▶ **Job**:
Return the material below in full and exactly.

▶ **Data to process**:
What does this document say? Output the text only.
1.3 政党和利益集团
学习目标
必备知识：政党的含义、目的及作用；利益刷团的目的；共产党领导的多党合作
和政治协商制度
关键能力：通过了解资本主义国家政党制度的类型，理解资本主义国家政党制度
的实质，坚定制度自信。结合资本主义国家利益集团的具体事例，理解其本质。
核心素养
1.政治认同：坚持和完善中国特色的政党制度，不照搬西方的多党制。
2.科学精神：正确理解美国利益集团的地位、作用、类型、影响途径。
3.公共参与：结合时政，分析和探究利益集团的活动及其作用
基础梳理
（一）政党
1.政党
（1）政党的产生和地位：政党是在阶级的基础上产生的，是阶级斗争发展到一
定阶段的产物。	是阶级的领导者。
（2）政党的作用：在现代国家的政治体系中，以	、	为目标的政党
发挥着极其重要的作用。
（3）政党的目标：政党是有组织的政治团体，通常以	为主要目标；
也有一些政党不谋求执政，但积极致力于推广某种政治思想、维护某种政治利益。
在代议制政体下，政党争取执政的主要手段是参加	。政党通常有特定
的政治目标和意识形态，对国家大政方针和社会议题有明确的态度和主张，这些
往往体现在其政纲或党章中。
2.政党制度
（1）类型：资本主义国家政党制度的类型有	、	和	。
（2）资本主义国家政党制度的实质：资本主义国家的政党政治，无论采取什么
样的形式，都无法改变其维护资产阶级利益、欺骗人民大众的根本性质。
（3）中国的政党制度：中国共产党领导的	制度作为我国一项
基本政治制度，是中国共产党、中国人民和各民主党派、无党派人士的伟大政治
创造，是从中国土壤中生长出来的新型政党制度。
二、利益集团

▶ **Answer to the task**:
What does this document say? Output the text only.
1.3 政党和利益集团
学习目标
必备知识：政党的含义、目的及作用；利益刷团的目的；共产党领导的多党合作
和政治协商制度
关键能力：通过了解资本主义国家政党制度的类型，理解资本主义国家政党制度
的实质，坚定制度自信。结合资本主义国家利益集团的具体事例，理解其本质。
核心素养
1.政治认同：坚持和完善中国特色的政党制度，不照搬西方的多党制。
2.科学精神：正确理解美国利益集团的地位、作用、类型、影响途径。
3.公共参与：结合时政，分析和探究利益集团的活动及其作用
基础梳理
（一）政党
1.政党
（1）政党的产生和地位：政党是在阶级的基础上产生的，是阶级斗争发展到一
定阶段的产物。	是阶级的领导者。
（2）政党的作用：在现代国家的政治体系中，以	、	为目标的政党
发挥着极其重要的作用。
（3）政党的目标：政党是有组织的政治团体，通常以	为主要目标；
也有一些政党不谋求执政，但积极致力于推广某种政治思想、维护某种政治利益。
在代议制政体下，政党争取执政的主要手段是参加	。政党通常有特定
的政治目标和意识形态，对国家大政方针和社会议题有明确的态度和主张，这些
往往体现在其政纲或党章中。
2.政党制度
（1）类型：资本主义国家政党制度的类型有	、	和	。
（2）资本主义国家政党制度的实质：资本主义国家的政党政治，无论采取什么
样的形式，都无法改变其维护资产阶级利益、欺骗人民大众的根本性质。
（3）中国的政党制度：中国共产党领导的	制度作为我国一项
基本政治制度，是中国共产党、中国人民和各民主党派、无党派人士的伟大政治
创造，是从中国土壤中生长出来的新型政党制度。
二、利益集团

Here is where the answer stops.